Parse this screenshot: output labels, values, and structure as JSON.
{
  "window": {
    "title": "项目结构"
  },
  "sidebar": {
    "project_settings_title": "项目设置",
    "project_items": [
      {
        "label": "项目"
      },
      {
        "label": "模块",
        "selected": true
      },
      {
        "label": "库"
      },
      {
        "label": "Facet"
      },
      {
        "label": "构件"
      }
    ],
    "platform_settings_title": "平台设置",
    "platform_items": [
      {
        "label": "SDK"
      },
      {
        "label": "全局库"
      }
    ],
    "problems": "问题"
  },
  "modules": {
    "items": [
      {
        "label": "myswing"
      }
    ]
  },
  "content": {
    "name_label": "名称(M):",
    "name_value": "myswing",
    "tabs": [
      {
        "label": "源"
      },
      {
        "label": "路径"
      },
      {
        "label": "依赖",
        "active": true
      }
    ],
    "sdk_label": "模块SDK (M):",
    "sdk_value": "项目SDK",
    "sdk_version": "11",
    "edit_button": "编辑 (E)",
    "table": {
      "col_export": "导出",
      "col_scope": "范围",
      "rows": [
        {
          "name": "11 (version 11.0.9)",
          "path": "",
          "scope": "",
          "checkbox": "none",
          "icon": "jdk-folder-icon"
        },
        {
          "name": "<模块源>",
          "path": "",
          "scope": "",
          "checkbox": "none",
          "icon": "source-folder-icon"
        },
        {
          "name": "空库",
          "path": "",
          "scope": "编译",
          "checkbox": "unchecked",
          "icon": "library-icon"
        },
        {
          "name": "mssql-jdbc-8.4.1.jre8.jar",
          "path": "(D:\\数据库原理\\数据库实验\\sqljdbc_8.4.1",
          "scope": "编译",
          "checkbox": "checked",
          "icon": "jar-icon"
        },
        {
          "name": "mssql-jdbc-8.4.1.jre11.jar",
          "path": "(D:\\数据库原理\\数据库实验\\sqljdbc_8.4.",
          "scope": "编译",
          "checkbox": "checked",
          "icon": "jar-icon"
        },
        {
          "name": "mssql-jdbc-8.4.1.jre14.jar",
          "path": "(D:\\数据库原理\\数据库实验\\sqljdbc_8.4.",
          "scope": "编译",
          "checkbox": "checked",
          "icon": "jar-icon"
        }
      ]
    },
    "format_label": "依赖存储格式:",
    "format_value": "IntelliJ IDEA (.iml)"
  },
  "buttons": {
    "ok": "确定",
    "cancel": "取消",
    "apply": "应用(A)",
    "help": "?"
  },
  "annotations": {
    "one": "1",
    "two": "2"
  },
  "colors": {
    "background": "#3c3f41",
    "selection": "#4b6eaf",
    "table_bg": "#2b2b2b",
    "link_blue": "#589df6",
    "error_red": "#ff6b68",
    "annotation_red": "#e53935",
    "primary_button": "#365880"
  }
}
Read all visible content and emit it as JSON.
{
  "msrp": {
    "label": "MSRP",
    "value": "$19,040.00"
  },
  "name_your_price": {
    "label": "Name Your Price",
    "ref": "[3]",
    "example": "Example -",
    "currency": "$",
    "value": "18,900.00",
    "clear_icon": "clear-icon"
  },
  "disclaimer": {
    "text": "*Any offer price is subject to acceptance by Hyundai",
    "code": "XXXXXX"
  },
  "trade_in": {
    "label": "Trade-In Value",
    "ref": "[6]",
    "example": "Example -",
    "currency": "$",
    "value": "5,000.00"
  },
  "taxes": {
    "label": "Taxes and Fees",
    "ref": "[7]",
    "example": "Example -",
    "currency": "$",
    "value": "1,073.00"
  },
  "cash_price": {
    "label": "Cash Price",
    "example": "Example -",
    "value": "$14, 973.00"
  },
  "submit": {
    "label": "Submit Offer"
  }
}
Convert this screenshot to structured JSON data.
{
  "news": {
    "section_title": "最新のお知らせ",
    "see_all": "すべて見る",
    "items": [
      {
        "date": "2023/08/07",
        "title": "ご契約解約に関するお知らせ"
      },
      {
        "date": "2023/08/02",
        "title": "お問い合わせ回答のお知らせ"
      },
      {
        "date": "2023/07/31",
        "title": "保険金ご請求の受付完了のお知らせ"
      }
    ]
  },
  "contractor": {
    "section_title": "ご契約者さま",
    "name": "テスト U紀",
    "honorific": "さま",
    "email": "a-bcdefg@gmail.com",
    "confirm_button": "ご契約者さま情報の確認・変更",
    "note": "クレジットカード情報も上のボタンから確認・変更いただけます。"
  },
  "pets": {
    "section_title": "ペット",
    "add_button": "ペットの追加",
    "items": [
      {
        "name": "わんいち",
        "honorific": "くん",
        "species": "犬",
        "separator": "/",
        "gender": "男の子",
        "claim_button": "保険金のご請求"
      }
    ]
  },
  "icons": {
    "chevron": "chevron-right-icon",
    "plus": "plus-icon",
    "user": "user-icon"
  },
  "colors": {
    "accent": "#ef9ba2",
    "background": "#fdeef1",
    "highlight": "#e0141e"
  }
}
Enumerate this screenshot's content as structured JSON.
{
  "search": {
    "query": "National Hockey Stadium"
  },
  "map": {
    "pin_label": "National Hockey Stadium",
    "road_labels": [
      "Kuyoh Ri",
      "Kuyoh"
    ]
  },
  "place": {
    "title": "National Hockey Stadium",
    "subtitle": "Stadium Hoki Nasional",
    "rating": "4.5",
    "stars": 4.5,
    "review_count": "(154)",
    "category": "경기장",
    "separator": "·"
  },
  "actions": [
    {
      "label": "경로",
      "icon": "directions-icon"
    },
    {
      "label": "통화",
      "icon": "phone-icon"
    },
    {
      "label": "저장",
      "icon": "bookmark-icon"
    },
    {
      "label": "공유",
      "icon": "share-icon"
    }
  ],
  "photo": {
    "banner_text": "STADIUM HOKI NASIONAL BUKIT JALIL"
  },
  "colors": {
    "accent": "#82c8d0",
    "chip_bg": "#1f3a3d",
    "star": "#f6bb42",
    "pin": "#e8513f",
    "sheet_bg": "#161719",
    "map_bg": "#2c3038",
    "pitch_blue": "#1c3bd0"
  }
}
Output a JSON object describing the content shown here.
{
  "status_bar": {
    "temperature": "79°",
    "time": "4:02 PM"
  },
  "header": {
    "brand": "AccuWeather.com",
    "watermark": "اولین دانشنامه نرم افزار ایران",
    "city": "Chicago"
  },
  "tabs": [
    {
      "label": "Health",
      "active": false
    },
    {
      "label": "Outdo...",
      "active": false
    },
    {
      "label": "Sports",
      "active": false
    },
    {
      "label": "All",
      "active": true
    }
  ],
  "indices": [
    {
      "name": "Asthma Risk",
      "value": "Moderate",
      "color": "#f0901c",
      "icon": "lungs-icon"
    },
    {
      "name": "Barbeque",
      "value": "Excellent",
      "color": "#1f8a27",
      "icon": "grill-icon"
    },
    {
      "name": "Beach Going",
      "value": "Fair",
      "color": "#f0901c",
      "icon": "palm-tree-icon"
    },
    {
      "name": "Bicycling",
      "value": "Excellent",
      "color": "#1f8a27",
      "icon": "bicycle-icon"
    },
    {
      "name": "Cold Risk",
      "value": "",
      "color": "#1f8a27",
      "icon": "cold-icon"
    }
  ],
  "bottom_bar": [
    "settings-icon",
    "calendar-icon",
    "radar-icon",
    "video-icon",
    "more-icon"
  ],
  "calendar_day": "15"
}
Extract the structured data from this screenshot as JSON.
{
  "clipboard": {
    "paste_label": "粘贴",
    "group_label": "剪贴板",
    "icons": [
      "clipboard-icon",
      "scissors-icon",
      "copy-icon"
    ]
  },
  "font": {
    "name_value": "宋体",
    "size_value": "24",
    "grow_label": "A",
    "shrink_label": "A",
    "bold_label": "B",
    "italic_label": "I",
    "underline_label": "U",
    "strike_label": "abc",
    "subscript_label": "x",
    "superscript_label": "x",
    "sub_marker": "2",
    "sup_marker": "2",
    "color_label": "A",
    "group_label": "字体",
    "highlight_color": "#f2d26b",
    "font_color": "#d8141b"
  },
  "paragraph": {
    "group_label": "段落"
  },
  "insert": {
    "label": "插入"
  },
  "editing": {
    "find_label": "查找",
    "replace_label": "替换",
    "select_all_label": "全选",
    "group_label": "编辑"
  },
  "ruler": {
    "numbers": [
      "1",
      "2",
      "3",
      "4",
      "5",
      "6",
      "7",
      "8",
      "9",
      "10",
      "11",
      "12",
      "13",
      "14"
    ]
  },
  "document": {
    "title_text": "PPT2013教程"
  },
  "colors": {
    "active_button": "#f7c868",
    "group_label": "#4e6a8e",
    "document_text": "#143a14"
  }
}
::::::::
## [Objective]
Extract the lines above from the one containing "Extract the structured" to the last line, both included, exactly as written.

## [Reply to the exercise]
Extract the structured data from this screenshot as JSON.
{
  "clipboard": {
    "paste_label": "粘贴",
    "group_label": "剪贴板",
    "icons": [
      "clipboard-icon",
      "scissors-icon",
      "copy-icon"
    ]
  },
  "font": {
    "name_value": "宋体",
    "size_value": "24",
    "grow_label": "A",
    "shrink_label": "A",
    "bold_label": "B",
    "italic_label": "I",
    "underline_label": "U",
    "strike_label": "abc",
    "subscript_label": "x",
    "superscript_label": "x",
    "sub_marker": "2",
    "sup_marker": "2",
    "color_label": "A",
    "group_label": "字体",
    "highlight_color": "#f2d26b",
    "font_color": "#d8141b"
  },
  "paragraph": {
    "group_label": "段落"
  },
  "insert": {
    "label": "插入"
  },
  "editing": {
    "find_label": "查找",
    "replace_label": "替换",
    "select_all_label": "全选",
    "group_label": "编辑"
  },
  "ruler": {
    "numbers": [
      "1",
      "2",
      "3",
      "4",
      "5",
      "6",
      "7",
      "8",
      "9",
      "10",
      "11",
      "12",
      "13",
      "14"
    ]
  },
  "document": {
    "title_text": "PPT2013教程"
  },
  "colors": {
    "active_button": "#f7c868",
    "group_label": "#4e6a8e",
    "document_text": "#143a14"
  }
}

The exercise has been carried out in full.